- _Textabschnitt_
• • • • •

Leserbrief

Leserbrief: Zu "Gemeinderat lehnt Funkturm erneut ab"

Keine politische Kultur

Wie am Mittwoch 8. April den FN zu entnehmen war, hat der Gemeinderat Lauda-Königshofen in einer Sondersitzung den Antrag eines Mobilfunkunternehmens zur Errichtung eines Funkturmes im Stadtteil Heckfeld erneut abgelehnt. Bürgermeister Maertens und Stadtrat Strube stimmten mit Ja. Zehn Stadträte votierten dagegen, 20 Stadträte enthielten sich der Stimme. Ich empfinde es als "Farce", dass 20 vom Bürger gewählte Volksvertreterinnen und Volksvertreter nicht in der Lage sind, sich für ein klares "Ja" oder "Nein" zu entscheiden. (Nicht Fisch und nicht Fleisch). In der kommunalpolitischen Geschichte der Stadt Lauda-Königshofen ein Novum und zeugt von keiner politischen Kultur. Auch ich gehörte einmal 15 Jahre diesem Gremium an, aber eine Zwei-Drittel- Enthaltung habe ich nie erlebt. Wie praktisch, dass man sich vor der Kommunalwahl dieser Enthaltung bedienen kann, da man ja offensichtlich über keine eigene Meinung verfügt. Ich frage mich allen Ernstes, ob es einen Sinn ergibt, bei der nächsten Wahl einer Gemeinderatskandidatin oder einem Kandidaten mit einer derartigen Einstellung meine Stimme zu geben.

• • • • •

- _Zu erledigende Aufgabe_
Beantworten Sie anhand des Leserbriefs die folgenden Fragen jeweils knapp.
1. An welchem Tag war die Meldung über die Ablehnung des Funkturms den FN zu entnehmen?
2. Wie viele Stadträte enthielten sich bei der Abstimmung der Stimme?
3. Wie viele Jahre gehörte die Person, die den Leserbrief verfasst hat, selbst dem Gremium an?

• • • • •

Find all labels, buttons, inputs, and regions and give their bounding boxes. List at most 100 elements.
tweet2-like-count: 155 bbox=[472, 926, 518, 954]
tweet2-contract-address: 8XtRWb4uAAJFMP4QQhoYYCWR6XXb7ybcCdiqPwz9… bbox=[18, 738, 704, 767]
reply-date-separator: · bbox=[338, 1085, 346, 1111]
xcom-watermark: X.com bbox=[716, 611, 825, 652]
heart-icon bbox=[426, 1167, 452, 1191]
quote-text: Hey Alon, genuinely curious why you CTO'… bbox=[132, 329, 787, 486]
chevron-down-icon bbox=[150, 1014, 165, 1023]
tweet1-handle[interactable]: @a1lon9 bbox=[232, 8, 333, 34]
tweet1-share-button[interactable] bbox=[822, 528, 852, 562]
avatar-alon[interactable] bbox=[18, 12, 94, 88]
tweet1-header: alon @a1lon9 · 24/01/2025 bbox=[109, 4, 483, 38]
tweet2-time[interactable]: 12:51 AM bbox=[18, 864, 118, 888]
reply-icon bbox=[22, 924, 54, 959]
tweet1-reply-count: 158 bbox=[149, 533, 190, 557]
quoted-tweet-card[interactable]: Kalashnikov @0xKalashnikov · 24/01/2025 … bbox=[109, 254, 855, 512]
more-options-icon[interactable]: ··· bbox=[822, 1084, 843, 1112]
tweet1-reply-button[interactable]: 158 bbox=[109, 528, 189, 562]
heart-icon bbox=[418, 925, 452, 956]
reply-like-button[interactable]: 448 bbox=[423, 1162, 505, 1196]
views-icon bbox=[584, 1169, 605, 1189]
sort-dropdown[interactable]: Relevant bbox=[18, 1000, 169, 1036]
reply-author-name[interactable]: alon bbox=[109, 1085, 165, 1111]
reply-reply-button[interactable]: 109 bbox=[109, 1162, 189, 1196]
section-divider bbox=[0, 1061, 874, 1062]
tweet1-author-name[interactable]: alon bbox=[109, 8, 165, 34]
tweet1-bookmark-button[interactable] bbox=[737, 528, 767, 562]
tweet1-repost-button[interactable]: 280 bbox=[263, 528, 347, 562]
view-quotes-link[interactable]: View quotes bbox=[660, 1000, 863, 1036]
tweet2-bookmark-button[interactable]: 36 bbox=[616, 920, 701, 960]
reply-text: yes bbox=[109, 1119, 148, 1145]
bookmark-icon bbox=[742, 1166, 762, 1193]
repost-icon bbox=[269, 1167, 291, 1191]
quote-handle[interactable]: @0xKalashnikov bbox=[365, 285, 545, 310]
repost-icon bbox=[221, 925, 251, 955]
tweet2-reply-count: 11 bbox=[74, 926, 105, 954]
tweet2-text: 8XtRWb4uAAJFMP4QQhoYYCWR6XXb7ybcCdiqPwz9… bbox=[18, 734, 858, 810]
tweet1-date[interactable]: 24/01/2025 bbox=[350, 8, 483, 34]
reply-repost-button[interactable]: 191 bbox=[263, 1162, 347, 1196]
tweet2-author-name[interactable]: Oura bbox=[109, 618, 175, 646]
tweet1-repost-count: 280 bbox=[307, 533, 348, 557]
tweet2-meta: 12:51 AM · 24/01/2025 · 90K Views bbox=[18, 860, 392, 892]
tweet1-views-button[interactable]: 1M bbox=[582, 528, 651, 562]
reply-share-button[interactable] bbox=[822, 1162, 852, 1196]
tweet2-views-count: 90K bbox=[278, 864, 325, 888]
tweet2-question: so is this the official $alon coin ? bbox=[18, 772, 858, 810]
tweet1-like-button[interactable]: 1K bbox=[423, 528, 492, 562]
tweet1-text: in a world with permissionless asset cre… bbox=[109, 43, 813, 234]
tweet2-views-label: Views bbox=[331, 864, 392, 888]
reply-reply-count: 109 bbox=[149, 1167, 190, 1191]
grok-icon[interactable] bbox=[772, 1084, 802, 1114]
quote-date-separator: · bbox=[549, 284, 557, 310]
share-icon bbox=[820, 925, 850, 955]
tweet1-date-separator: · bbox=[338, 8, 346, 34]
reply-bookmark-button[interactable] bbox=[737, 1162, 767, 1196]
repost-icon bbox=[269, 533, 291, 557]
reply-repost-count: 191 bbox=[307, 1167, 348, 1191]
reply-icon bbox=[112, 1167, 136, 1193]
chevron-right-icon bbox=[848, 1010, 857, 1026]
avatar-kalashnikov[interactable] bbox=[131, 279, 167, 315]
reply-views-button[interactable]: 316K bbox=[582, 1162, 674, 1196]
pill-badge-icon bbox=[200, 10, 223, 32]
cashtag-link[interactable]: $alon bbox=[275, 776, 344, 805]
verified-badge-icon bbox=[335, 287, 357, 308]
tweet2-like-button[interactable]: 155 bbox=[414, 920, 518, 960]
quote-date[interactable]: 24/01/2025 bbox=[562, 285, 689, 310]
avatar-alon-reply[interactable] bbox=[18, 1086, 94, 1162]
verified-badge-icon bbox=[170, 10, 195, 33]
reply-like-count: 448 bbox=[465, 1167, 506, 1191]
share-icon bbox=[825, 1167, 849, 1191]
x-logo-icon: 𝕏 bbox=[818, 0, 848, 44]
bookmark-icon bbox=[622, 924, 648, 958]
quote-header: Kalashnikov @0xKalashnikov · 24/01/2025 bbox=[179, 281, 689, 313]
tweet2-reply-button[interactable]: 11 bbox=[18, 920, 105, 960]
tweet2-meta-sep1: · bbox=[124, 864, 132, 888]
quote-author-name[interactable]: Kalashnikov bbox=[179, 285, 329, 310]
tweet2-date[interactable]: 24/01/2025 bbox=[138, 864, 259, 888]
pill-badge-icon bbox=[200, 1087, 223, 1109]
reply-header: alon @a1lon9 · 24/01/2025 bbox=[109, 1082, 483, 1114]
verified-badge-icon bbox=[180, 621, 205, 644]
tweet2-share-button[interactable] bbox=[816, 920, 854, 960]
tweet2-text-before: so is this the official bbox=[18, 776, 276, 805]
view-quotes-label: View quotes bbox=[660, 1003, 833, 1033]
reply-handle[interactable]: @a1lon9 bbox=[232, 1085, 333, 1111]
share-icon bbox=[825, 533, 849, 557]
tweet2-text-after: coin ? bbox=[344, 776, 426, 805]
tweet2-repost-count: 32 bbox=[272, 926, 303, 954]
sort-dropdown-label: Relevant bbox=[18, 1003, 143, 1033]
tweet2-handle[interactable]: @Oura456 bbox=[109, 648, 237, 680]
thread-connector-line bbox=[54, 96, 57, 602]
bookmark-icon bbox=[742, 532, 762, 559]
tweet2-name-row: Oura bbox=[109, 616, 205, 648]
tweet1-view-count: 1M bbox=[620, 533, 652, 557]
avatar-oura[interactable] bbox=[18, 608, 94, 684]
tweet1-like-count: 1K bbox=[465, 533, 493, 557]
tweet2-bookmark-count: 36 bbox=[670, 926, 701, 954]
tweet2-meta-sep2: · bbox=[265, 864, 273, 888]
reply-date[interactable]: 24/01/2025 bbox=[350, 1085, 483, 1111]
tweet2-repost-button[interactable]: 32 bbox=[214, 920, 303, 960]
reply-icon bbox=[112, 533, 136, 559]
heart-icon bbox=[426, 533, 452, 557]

• • • • •

- _Ergebnis der Übung_
1. Am Mittwoch, dem 8. April.
2. 20 Stadträte.
3. 15 Jahre.